Task data ->
================

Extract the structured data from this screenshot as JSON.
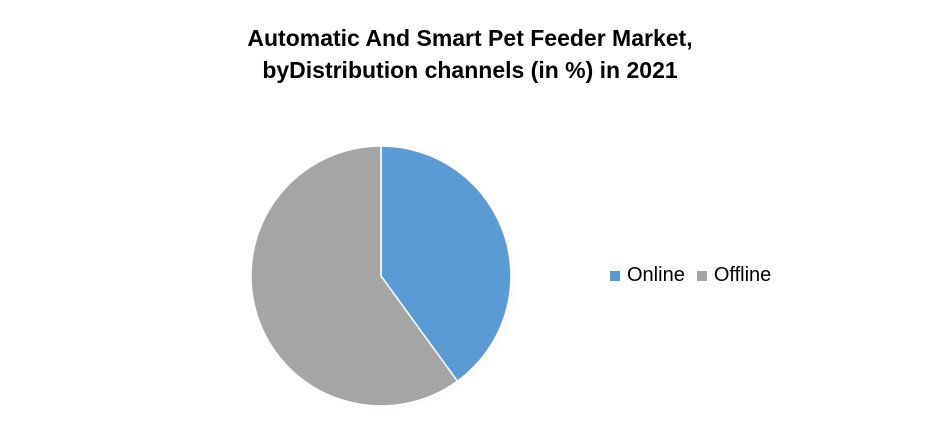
{
  "chart_data": {
    "type": "pie",
    "title_lines": [
      "Automatic And Smart Pet Feeder Market,",
      "byDistribution channels (in %) in 2021"
    ],
    "slices": [
      {
        "label": "Online",
        "value": 40,
        "color": "#5b9bd5"
      },
      {
        "label": "Offline",
        "value": 60,
        "color": "#a5a5a5"
      }
    ],
    "legend_position": "right",
    "start_angle": "12 o'clock",
    "direction": "clockwise"
  }
}
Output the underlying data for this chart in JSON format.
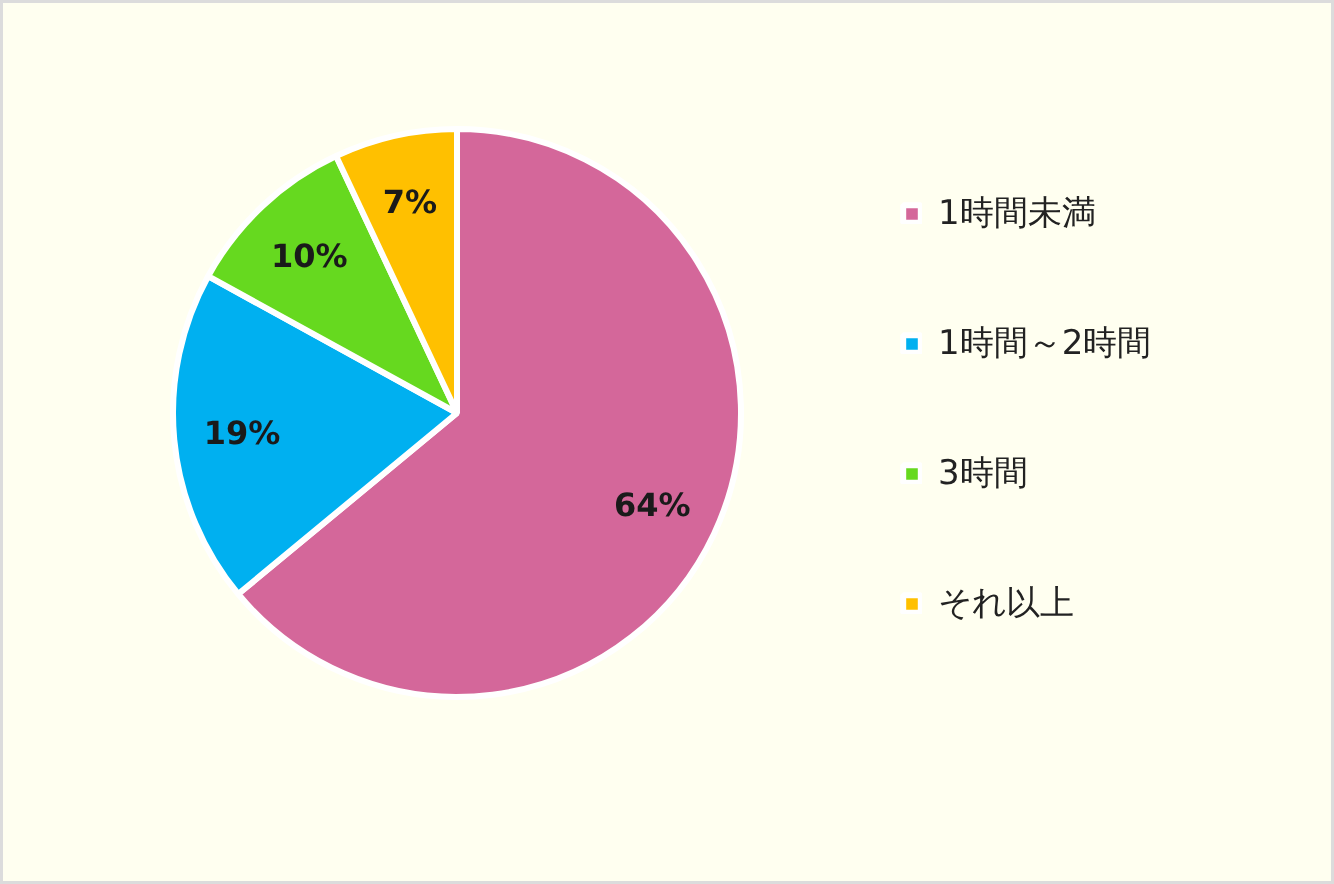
{
  "chart_data": {
    "type": "pie",
    "categories": [
      "1時間未満",
      "1時間～2時間",
      "3時間",
      "それ以上"
    ],
    "values": [
      64,
      19,
      10,
      7
    ],
    "colors": [
      "#d4679a",
      "#00b0f0",
      "#66d91f",
      "#ffc000"
    ],
    "value_labels": [
      "64%",
      "19%",
      "10%",
      "7%"
    ],
    "legend": "right"
  }
}
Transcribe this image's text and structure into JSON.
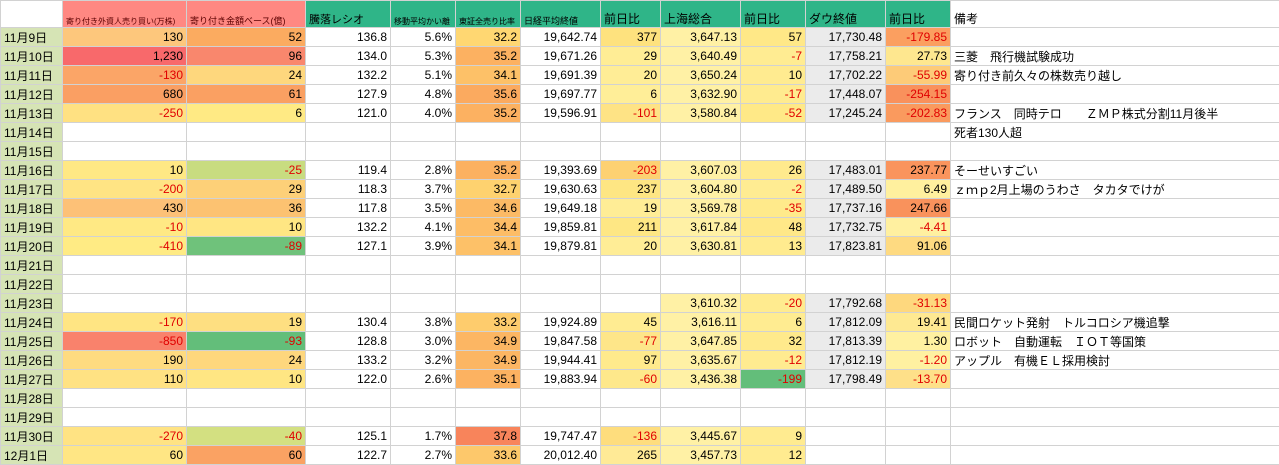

================

Task prompt -> Reproduce the data above in full, exactly as it is, with the pictures left out.

Result ->
Extract the structured data from this screenshot as JSON.
{
  "chart_data": {
    "type": "pie",
    "title_lines": [
      "Automatic And Smart Pet Feeder Market,",
      "byDistribution channels (in %) in 2021"
    ],
    "slices": [
      {
        "label": "Online",
        "value": 40,
        "color": "#5b9bd5"
      },
      {
        "label": "Offline",
        "value": 60,
        "color": "#a5a5a5"
      }
    ],
    "legend_position": "right",
    "start_angle": "12 o'clock",
    "direction": "clockwise"
  }
}
Output the underlying data for this chart in JSON format.
{
  "chart_data": {
    "type": "pie",
    "categories": [
      "1時間未満",
      "1時間～2時間",
      "3時間",
      "それ以上"
    ],
    "values": [
      64,
      19,
      10,
      7
    ],
    "colors": [
      "#d4679a",
      "#00b0f0",
      "#66d91f",
      "#ffc000"
    ],
    "value_labels": [
      "64%",
      "19%",
      "10%",
      "7%"
    ],
    "legend": "right"
  }
}
Transcribe this image's text and structure into JSON.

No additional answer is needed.